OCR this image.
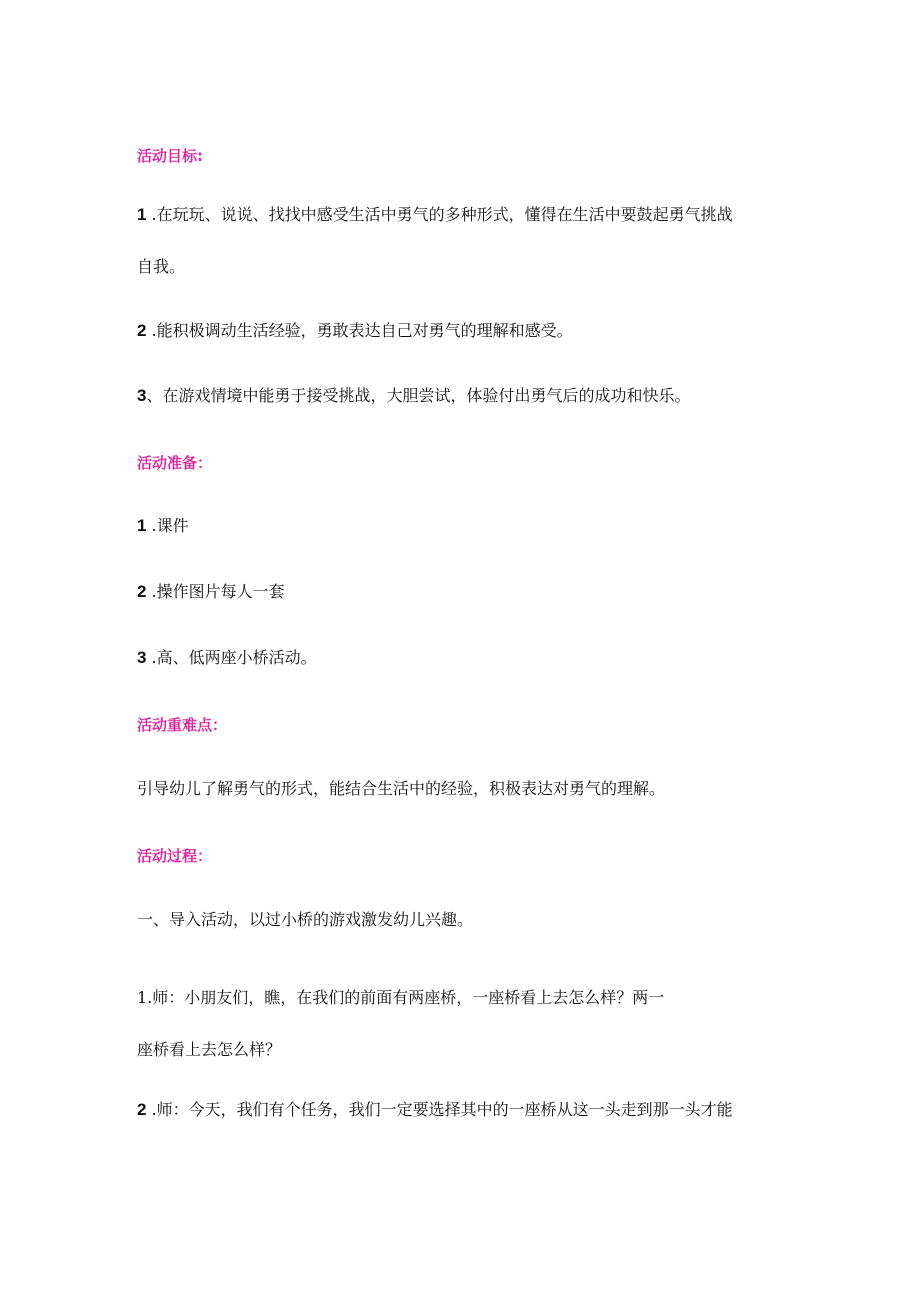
活动目标:
1 .在玩玩、说说、找找中感受生活中勇气的多种形式，懂得在生活中要鼓起勇气挑战
自我。
2 .能积极调动生活经验，勇敢表达自己对勇气的理解和感受。
3、在游戏情境中能勇于接受挑战，大胆尝试，体验付出勇气后的成功和快乐。
活动准备：
1 .课件
2 .操作图片每人一套
3 .高、低两座小桥活动。
活动重难点：
引导幼儿了解勇气的形式，能结合生活中的经验，积极表达对勇气的理解。
活动过程：
一、导入活动，以过小桥的游戏激发幼儿兴趣。
1.师：小朋友们，瞧，在我们的前面有两座桥，一座桥看上去怎么样？两一
座桥看上去怎么样？
2 .师：今天，我们有个任务，我们一定要选择其中的一座桥从这一头走到那一头才能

§ WHAT THE TASK REQUIRES
Repeat each line of the records above exactly, but do not copy the pictures.

§ RESPONSE TO THE TASK
OCR this image.
活动目标:
1 .在玩玩、说说、找找中感受生活中勇气的多种形式，懂得在生活中要鼓起勇气挑战
自我。
2 .能积极调动生活经验，勇敢表达自己对勇气的理解和感受。
3、在游戏情境中能勇于接受挑战，大胆尝试，体验付出勇气后的成功和快乐。
活动准备：
1 .课件
2 .操作图片每人一套
3 .高、低两座小桥活动。
活动重难点：
引导幼儿了解勇气的形式，能结合生活中的经验，积极表达对勇气的理解。
活动过程：
一、导入活动，以过小桥的游戏激发幼儿兴趣。
1.师：小朋友们，瞧，在我们的前面有两座桥，一座桥看上去怎么样？两一
座桥看上去怎么样？
2 .师：今天，我们有个任务，我们一定要选择其中的一座桥从这一头走到那一头才能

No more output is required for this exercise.